**Exercise task**
Single out the lines that include the word "radar". Copy them.

[begin Dataset entries]

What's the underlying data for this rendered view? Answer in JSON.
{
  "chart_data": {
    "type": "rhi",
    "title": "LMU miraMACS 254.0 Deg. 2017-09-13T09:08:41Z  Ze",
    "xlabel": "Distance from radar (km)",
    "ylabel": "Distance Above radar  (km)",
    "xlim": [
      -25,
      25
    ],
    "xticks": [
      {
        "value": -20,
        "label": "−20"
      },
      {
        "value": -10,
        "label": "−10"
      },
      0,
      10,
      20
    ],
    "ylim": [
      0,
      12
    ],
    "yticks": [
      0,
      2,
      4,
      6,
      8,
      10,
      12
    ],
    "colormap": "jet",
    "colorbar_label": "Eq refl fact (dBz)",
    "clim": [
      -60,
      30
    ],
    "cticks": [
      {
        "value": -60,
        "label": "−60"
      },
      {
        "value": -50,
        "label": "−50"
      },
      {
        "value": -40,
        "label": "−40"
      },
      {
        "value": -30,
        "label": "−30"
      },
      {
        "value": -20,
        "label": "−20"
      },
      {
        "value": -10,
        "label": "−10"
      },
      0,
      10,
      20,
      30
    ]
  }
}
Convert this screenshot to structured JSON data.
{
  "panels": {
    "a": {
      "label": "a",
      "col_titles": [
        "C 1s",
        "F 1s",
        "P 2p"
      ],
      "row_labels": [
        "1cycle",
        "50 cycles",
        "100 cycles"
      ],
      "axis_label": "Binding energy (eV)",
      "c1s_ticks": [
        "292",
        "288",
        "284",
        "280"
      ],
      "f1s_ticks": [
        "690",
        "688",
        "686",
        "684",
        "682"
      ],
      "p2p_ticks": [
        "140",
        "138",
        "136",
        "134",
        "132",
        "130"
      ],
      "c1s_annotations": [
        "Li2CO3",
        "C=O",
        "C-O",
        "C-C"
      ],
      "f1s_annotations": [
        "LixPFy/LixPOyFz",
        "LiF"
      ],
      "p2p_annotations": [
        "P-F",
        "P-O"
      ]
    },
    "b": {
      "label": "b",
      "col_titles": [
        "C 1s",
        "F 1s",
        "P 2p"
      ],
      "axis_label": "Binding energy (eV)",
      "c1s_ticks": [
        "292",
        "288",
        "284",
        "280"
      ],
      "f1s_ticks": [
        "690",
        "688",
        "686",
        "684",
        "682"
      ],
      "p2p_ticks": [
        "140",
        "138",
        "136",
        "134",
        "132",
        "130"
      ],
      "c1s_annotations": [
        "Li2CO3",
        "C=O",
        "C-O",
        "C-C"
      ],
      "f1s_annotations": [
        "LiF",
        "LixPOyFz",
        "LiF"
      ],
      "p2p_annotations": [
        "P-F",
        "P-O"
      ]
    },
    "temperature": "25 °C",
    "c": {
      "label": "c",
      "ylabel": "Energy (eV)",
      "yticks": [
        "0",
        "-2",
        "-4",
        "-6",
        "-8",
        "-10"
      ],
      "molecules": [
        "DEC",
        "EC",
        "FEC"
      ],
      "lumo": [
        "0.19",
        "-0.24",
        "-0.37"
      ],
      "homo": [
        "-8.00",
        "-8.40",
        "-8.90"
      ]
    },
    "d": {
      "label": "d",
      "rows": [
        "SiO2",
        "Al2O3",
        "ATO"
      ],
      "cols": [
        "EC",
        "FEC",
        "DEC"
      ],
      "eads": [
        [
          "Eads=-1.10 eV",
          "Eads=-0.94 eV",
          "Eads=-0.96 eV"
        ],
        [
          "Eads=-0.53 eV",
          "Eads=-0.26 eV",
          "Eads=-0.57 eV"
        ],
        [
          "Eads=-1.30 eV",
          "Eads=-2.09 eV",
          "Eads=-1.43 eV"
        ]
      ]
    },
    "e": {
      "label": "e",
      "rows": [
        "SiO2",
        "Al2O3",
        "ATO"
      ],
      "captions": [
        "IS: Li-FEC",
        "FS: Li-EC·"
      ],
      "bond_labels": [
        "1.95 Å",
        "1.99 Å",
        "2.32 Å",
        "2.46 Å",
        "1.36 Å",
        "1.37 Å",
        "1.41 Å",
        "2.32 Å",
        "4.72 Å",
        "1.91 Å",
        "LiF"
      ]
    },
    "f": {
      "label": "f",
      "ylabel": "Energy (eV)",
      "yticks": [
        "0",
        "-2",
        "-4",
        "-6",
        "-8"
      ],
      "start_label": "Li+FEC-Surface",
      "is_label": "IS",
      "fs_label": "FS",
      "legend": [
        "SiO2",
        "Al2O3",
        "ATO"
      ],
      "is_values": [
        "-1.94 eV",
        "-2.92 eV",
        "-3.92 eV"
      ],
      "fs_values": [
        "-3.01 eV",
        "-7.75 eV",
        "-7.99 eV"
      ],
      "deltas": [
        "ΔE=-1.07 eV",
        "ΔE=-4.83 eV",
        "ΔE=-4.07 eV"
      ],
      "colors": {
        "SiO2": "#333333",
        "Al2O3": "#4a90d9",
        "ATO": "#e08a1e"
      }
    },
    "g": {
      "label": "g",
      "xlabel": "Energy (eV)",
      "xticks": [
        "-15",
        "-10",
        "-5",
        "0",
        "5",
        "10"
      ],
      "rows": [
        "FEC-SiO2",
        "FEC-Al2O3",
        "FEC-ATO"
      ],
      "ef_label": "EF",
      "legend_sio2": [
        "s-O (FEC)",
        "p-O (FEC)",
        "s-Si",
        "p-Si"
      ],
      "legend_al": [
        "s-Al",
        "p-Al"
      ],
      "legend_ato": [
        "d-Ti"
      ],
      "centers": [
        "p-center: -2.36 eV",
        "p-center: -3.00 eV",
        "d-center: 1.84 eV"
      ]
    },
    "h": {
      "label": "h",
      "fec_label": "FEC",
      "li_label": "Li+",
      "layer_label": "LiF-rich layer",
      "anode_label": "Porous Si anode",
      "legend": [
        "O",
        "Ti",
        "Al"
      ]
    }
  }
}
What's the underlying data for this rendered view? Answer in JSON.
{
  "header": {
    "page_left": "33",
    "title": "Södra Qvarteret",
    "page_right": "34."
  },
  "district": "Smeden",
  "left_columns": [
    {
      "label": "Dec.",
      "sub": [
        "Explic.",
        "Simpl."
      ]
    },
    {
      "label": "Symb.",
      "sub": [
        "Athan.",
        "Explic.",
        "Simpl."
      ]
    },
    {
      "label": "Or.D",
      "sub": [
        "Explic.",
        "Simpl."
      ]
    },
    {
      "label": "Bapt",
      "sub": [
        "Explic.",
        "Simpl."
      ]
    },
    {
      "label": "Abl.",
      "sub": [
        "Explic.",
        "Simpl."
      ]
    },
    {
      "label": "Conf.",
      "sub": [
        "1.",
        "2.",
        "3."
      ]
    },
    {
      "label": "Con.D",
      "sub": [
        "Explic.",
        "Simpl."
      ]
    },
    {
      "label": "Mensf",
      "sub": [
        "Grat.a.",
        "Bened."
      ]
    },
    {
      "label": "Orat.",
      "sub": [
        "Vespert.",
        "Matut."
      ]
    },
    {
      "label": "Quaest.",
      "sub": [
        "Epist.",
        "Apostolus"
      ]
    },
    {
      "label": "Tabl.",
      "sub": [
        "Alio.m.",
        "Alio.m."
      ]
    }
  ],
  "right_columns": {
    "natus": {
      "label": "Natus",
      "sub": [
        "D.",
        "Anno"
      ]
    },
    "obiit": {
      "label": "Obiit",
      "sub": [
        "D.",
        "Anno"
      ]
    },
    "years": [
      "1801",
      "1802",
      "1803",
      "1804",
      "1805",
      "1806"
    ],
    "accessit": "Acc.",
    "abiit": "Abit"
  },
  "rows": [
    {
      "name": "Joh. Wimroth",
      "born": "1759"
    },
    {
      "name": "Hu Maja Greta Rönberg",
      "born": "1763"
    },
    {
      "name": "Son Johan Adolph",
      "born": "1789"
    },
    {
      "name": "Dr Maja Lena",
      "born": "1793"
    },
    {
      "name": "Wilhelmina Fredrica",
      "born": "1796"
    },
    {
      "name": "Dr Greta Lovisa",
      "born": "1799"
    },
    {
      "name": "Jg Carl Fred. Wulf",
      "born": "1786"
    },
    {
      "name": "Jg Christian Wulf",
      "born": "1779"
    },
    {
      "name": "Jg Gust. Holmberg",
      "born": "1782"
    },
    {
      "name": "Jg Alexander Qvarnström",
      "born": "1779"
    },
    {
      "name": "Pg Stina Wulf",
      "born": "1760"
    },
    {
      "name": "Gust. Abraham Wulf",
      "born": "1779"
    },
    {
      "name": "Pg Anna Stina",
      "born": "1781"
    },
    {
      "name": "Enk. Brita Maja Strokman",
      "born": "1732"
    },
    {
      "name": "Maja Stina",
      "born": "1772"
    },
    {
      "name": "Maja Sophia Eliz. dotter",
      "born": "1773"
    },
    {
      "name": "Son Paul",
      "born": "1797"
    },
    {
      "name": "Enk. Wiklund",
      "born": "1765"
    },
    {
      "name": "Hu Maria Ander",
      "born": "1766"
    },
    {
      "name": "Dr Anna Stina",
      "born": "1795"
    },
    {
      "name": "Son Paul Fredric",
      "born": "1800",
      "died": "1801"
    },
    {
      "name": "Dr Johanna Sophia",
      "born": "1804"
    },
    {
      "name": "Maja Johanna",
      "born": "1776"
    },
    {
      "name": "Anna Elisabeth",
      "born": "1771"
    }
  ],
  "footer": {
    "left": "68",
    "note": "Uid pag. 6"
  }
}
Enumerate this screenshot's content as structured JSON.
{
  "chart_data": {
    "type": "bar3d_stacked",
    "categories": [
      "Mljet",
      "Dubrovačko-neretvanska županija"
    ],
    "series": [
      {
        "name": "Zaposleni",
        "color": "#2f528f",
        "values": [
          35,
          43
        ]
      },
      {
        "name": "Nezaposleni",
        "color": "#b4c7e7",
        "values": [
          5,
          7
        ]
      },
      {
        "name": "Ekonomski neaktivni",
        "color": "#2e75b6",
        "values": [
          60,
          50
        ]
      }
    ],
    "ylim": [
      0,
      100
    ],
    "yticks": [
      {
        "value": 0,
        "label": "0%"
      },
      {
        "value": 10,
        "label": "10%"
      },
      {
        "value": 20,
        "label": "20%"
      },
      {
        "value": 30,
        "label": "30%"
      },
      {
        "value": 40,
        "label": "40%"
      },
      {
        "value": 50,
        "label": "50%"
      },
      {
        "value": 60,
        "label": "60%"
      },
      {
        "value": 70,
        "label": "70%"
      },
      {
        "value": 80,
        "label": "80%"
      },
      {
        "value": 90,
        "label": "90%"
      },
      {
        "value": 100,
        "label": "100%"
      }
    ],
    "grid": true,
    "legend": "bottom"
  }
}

[end Dataset entries]

**Correct response**
    "xlabel": "Distance from radar (km)",
    "ylabel": "Distance Above radar  (km)",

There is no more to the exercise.